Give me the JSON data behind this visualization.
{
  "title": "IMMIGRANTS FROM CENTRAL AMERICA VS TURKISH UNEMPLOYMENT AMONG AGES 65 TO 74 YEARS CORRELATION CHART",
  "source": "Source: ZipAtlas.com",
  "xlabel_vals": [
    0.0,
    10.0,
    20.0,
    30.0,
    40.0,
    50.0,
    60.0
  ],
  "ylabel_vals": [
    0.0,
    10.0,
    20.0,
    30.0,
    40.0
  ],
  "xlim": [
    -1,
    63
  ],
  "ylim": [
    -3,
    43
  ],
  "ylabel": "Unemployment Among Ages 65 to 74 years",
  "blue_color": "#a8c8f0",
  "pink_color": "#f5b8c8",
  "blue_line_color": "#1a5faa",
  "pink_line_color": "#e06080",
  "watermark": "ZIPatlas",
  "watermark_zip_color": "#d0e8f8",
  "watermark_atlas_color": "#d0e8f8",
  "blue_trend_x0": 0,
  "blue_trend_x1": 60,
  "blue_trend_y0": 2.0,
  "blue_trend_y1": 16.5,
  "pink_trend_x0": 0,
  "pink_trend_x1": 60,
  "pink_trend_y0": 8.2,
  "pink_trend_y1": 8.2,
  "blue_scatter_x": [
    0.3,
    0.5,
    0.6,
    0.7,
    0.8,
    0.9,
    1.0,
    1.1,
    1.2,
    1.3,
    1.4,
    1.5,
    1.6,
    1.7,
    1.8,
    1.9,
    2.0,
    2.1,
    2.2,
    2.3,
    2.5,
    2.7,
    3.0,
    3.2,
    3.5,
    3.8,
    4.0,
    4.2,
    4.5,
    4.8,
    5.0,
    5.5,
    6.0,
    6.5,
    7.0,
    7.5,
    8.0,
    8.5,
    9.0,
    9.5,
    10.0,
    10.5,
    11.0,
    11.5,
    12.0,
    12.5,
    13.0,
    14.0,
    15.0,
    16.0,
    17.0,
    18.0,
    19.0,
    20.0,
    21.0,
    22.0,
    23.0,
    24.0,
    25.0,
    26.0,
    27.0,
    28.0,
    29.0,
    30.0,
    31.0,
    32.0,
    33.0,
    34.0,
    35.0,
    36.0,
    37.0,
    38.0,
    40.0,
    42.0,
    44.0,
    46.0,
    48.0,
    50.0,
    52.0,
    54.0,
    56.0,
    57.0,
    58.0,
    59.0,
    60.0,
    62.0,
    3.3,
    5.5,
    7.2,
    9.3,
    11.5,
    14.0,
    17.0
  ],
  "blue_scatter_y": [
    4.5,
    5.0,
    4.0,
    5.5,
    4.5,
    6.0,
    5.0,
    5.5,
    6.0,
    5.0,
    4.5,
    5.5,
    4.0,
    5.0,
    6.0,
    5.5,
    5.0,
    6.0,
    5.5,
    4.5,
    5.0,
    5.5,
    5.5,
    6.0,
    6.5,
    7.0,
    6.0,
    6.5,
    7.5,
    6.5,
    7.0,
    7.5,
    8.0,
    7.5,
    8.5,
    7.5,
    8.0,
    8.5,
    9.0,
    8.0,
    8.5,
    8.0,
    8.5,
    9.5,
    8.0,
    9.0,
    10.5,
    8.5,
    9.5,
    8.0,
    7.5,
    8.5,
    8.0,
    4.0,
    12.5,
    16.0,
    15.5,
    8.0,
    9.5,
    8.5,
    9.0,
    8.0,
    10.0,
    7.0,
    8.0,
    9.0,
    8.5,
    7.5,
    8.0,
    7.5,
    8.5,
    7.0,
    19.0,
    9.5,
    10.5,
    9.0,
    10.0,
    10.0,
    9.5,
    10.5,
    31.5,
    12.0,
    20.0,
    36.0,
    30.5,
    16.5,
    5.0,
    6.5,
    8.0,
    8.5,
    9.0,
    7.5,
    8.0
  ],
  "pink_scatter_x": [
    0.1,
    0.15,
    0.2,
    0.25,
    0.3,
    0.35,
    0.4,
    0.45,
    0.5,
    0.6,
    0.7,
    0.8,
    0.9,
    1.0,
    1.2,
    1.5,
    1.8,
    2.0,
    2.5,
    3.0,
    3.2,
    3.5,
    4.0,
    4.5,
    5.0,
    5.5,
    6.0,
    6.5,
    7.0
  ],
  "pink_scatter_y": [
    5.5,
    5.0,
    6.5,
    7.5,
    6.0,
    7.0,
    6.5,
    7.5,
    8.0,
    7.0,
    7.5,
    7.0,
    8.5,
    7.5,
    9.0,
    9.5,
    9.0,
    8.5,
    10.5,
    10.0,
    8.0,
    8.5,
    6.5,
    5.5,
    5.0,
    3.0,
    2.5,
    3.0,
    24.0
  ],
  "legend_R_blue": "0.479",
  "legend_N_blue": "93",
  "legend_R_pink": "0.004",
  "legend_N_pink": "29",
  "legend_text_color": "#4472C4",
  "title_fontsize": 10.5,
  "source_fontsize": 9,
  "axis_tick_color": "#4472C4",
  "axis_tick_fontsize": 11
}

════

* _AIM_:
Print the listing above in full, exactly as it is.

* _WRITTEN SOLUTION_:
Give me the JSON data behind this visualization.
{
  "title": "IMMIGRANTS FROM CENTRAL AMERICA VS TURKISH UNEMPLOYMENT AMONG AGES 65 TO 74 YEARS CORRELATION CHART",
  "source": "Source: ZipAtlas.com",
  "xlabel_vals": [
    0.0,
    10.0,
    20.0,
    30.0,
    40.0,
    50.0,
    60.0
  ],
  "ylabel_vals": [
    0.0,
    10.0,
    20.0,
    30.0,
    40.0
  ],
  "xlim": [
    -1,
    63
  ],
  "ylim": [
    -3,
    43
  ],
  "ylabel": "Unemployment Among Ages 65 to 74 years",
  "blue_color": "#a8c8f0",
  "pink_color": "#f5b8c8",
  "blue_line_color": "#1a5faa",
  "pink_line_color": "#e06080",
  "watermark": "ZIPatlas",
  "watermark_zip_color": "#d0e8f8",
  "watermark_atlas_color": "#d0e8f8",
  "blue_trend_x0": 0,
  "blue_trend_x1": 60,
  "blue_trend_y0": 2.0,
  "blue_trend_y1": 16.5,
  "pink_trend_x0": 0,
  "pink_trend_x1": 60,
  "pink_trend_y0": 8.2,
  "pink_trend_y1": 8.2,
  "blue_scatter_x": [
    0.3,
    0.5,
    0.6,
    0.7,
    0.8,
    0.9,
    1.0,
    1.1,
    1.2,
    1.3,
    1.4,
    1.5,
    1.6,
    1.7,
    1.8,
    1.9,
    2.0,
    2.1,
    2.2,
    2.3,
    2.5,
    2.7,
    3.0,
    3.2,
    3.5,
    3.8,
    4.0,
    4.2,
    4.5,
    4.8,
    5.0,
    5.5,
    6.0,
    6.5,
    7.0,
    7.5,
    8.0,
    8.5,
    9.0,
    9.5,
    10.0,
    10.5,
    11.0,
    11.5,
    12.0,
    12.5,
    13.0,
    14.0,
    15.0,
    16.0,
    17.0,
    18.0,
    19.0,
    20.0,
    21.0,
    22.0,
    23.0,
    24.0,
    25.0,
    26.0,
    27.0,
    28.0,
    29.0,
    30.0,
    31.0,
    32.0,
    33.0,
    34.0,
    35.0,
    36.0,
    37.0,
    38.0,
    40.0,
    42.0,
    44.0,
    46.0,
    48.0,
    50.0,
    52.0,
    54.0,
    56.0,
    57.0,
    58.0,
    59.0,
    60.0,
    62.0,
    3.3,
    5.5,
    7.2,
    9.3,
    11.5,
    14.0,
    17.0
  ],
  "blue_scatter_y": [
    4.5,
    5.0,
    4.0,
    5.5,
    4.5,
    6.0,
    5.0,
    5.5,
    6.0,
    5.0,
    4.5,
    5.5,
    4.0,
    5.0,
    6.0,
    5.5,
    5.0,
    6.0,
    5.5,
    4.5,
    5.0,
    5.5,
    5.5,
    6.0,
    6.5,
    7.0,
    6.0,
    6.5,
    7.5,
    6.5,
    7.0,
    7.5,
    8.0,
    7.5,
    8.5,
    7.5,
    8.0,
    8.5,
    9.0,
    8.0,
    8.5,
    8.0,
    8.5,
    9.5,
    8.0,
    9.0,
    10.5,
    8.5,
    9.5,
    8.0,
    7.5,
    8.5,
    8.0,
    4.0,
    12.5,
    16.0,
    15.5,
    8.0,
    9.5,
    8.5,
    9.0,
    8.0,
    10.0,
    7.0,
    8.0,
    9.0,
    8.5,
    7.5,
    8.0,
    7.5,
    8.5,
    7.0,
    19.0,
    9.5,
    10.5,
    9.0,
    10.0,
    10.0,
    9.5,
    10.5,
    31.5,
    12.0,
    20.0,
    36.0,
    30.5,
    16.5,
    5.0,
    6.5,
    8.0,
    8.5,
    9.0,
    7.5,
    8.0
  ],
  "pink_scatter_x": [
    0.1,
    0.15,
    0.2,
    0.25,
    0.3,
    0.35,
    0.4,
    0.45,
    0.5,
    0.6,
    0.7,
    0.8,
    0.9,
    1.0,
    1.2,
    1.5,
    1.8,
    2.0,
    2.5,
    3.0,
    3.2,
    3.5,
    4.0,
    4.5,
    5.0,
    5.5,
    6.0,
    6.5,
    7.0
  ],
  "pink_scatter_y": [
    5.5,
    5.0,
    6.5,
    7.5,
    6.0,
    7.0,
    6.5,
    7.5,
    8.0,
    7.0,
    7.5,
    7.0,
    8.5,
    7.5,
    9.0,
    9.5,
    9.0,
    8.5,
    10.5,
    10.0,
    8.0,
    8.5,
    6.5,
    5.5,
    5.0,
    3.0,
    2.5,
    3.0,
    24.0
  ],
  "legend_R_blue": "0.479",
  "legend_N_blue": "93",
  "legend_R_pink": "0.004",
  "legend_N_pink": "29",
  "legend_text_color": "#4472C4",
  "title_fontsize": 10.5,
  "source_fontsize": 9,
  "axis_tick_color": "#4472C4",
  "axis_tick_fontsize": 11
}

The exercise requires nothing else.